◆ Work required
Check each line of the entries below for the string "Simbol"; copy every line where it appears.

◆ Exercise input

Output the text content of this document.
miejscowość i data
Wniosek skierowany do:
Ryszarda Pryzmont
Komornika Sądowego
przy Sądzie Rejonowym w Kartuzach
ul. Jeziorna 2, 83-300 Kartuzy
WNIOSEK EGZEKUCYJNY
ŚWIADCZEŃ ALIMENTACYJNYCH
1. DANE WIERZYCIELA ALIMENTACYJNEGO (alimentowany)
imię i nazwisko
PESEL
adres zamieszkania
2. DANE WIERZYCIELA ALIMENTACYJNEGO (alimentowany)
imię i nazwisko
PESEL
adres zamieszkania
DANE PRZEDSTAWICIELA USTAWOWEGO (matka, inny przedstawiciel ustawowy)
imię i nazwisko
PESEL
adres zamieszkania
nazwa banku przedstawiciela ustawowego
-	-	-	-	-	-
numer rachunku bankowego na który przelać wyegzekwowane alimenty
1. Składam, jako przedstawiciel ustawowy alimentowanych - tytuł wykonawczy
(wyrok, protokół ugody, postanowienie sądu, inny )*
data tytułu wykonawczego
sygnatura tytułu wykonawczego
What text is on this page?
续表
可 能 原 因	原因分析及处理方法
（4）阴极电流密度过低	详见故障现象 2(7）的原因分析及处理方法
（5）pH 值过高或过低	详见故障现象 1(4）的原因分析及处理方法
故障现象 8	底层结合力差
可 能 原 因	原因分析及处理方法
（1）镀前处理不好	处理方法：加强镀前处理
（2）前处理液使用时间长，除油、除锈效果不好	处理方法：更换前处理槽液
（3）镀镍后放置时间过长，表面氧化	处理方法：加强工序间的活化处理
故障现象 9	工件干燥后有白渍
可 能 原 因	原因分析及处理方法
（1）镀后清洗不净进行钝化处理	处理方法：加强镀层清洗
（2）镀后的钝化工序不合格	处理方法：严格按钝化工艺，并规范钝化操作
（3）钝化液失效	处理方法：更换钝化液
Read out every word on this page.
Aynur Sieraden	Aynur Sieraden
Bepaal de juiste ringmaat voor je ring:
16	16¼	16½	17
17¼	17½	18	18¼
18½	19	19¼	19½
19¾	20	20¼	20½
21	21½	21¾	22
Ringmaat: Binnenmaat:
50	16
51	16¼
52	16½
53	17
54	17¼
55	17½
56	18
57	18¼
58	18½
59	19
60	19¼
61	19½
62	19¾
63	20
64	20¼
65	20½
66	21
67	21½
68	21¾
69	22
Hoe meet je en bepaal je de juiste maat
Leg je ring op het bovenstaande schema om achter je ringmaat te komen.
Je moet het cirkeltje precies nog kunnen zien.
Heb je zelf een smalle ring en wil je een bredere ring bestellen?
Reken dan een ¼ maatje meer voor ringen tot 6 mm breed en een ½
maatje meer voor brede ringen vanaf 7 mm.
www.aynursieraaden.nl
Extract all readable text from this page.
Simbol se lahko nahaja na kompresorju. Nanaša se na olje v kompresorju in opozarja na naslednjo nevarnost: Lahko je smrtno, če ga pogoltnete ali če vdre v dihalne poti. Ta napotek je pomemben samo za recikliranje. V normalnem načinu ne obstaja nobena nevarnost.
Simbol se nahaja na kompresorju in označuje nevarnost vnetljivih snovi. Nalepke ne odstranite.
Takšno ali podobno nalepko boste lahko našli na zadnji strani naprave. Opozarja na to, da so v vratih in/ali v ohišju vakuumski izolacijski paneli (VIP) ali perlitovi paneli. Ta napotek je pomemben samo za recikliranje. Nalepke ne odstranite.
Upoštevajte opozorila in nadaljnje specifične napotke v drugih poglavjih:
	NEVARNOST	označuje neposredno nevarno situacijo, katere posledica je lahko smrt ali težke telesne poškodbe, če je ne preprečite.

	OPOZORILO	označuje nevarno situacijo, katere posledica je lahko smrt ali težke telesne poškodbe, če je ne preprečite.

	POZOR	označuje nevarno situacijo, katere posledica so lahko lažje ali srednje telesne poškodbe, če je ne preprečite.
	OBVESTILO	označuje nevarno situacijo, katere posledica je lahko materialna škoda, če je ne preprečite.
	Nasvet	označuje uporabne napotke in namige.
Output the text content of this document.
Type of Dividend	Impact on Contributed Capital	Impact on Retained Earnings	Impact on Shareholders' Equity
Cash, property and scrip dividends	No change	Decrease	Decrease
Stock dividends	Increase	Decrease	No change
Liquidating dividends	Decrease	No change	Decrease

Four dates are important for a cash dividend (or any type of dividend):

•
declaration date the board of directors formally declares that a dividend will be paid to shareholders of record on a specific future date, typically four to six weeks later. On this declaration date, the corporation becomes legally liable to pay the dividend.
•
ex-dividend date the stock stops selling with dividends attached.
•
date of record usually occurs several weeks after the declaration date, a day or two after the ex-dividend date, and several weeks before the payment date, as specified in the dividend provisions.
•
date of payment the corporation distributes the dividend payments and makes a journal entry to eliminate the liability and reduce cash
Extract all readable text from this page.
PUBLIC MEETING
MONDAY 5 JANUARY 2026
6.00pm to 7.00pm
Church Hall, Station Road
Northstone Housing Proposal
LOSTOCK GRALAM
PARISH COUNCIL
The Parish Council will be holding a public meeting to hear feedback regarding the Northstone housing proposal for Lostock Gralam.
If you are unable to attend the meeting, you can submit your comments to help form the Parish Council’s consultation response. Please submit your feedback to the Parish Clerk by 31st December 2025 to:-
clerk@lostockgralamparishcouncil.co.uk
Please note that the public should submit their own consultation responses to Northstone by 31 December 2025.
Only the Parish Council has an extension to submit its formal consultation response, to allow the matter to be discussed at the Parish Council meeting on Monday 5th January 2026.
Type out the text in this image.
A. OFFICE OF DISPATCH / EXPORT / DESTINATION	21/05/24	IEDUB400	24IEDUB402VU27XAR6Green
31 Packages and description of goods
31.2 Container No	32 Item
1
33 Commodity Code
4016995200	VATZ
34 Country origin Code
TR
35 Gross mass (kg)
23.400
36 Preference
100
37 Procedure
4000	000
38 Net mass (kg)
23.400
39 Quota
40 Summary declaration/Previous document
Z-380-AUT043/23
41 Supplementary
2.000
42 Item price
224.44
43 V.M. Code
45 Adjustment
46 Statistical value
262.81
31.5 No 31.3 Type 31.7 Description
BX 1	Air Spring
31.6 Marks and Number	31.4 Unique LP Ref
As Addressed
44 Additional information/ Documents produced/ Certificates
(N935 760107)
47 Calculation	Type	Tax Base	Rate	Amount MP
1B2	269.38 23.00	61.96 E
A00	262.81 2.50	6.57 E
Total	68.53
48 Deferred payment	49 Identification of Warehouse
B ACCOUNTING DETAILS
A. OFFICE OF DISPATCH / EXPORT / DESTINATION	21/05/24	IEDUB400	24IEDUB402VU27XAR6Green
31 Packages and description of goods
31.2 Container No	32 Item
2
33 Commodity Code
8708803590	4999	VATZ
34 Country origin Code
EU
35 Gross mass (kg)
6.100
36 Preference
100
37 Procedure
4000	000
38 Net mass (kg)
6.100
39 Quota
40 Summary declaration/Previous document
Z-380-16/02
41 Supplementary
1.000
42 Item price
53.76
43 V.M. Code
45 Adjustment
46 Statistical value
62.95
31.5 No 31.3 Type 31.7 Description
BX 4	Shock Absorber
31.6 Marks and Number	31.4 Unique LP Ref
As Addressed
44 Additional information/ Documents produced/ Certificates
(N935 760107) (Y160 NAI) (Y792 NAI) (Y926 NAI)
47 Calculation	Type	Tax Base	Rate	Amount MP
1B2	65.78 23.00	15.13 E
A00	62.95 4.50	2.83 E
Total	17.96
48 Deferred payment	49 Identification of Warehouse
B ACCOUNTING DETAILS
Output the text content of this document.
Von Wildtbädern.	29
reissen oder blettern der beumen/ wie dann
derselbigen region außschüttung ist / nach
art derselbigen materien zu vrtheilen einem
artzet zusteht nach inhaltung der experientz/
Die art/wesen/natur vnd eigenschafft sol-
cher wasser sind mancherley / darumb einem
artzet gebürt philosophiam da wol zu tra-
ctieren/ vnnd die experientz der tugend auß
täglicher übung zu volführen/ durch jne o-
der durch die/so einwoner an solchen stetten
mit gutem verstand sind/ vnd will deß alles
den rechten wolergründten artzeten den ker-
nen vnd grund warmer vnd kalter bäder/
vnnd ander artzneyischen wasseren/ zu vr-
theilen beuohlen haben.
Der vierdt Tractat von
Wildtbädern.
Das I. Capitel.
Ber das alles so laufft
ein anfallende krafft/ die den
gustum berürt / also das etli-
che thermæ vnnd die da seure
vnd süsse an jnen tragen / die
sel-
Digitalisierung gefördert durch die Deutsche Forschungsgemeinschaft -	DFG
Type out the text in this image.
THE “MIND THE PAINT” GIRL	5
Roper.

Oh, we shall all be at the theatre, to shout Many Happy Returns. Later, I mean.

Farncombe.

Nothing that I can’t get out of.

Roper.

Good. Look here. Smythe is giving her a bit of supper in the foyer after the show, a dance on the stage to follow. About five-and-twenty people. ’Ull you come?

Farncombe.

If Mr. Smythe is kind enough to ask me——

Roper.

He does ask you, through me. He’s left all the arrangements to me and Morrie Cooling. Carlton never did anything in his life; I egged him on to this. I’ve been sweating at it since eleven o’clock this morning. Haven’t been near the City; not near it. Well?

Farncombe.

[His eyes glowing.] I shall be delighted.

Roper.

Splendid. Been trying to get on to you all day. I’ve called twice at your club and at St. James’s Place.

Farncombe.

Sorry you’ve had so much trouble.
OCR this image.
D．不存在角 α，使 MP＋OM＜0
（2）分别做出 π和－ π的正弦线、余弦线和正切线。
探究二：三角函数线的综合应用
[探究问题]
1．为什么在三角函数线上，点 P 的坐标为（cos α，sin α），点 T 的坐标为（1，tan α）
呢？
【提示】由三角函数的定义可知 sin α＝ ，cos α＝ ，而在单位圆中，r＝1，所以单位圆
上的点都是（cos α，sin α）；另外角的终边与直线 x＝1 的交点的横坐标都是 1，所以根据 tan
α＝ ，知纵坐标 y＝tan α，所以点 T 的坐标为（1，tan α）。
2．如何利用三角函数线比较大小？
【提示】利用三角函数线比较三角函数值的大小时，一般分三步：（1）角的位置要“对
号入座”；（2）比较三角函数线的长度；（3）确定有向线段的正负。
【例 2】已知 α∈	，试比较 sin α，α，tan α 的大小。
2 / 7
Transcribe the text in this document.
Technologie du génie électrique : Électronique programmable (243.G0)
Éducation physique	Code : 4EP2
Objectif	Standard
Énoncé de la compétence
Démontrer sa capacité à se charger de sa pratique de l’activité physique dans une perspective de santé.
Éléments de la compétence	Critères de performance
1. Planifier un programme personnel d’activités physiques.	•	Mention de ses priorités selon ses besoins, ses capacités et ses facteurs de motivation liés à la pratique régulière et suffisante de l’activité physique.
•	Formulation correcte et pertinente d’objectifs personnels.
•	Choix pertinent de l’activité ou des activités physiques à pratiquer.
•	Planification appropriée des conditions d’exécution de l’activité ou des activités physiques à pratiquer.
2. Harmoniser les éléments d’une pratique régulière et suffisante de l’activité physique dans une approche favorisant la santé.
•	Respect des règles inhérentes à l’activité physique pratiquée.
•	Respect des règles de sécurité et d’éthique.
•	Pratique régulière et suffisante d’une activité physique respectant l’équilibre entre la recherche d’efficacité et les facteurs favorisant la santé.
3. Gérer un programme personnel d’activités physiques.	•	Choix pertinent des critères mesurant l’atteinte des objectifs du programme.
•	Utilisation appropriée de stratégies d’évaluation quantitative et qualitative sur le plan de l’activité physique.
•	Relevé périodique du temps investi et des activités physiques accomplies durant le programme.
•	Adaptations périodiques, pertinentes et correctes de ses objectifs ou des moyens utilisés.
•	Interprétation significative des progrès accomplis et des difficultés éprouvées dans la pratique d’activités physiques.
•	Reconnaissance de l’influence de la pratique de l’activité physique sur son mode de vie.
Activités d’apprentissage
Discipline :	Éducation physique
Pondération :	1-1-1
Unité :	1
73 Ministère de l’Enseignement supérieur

◆ Solution to this problem
Simbol se lahko nahaja na kompresorju. Nanaša se na olje v kompresorju in opozarja na naslednjo nevarnost: Lahko je smrtno, če ga pogoltnete ali če vdre v dihalne poti. Ta napotek je pomemben samo za recikliranje. V normalnem načinu ne obstaja nobena nevarnost.
Simbol se nahaja na kompresorju in označuje nevarnost vnetljivih snovi. Nalepke ne odstranite.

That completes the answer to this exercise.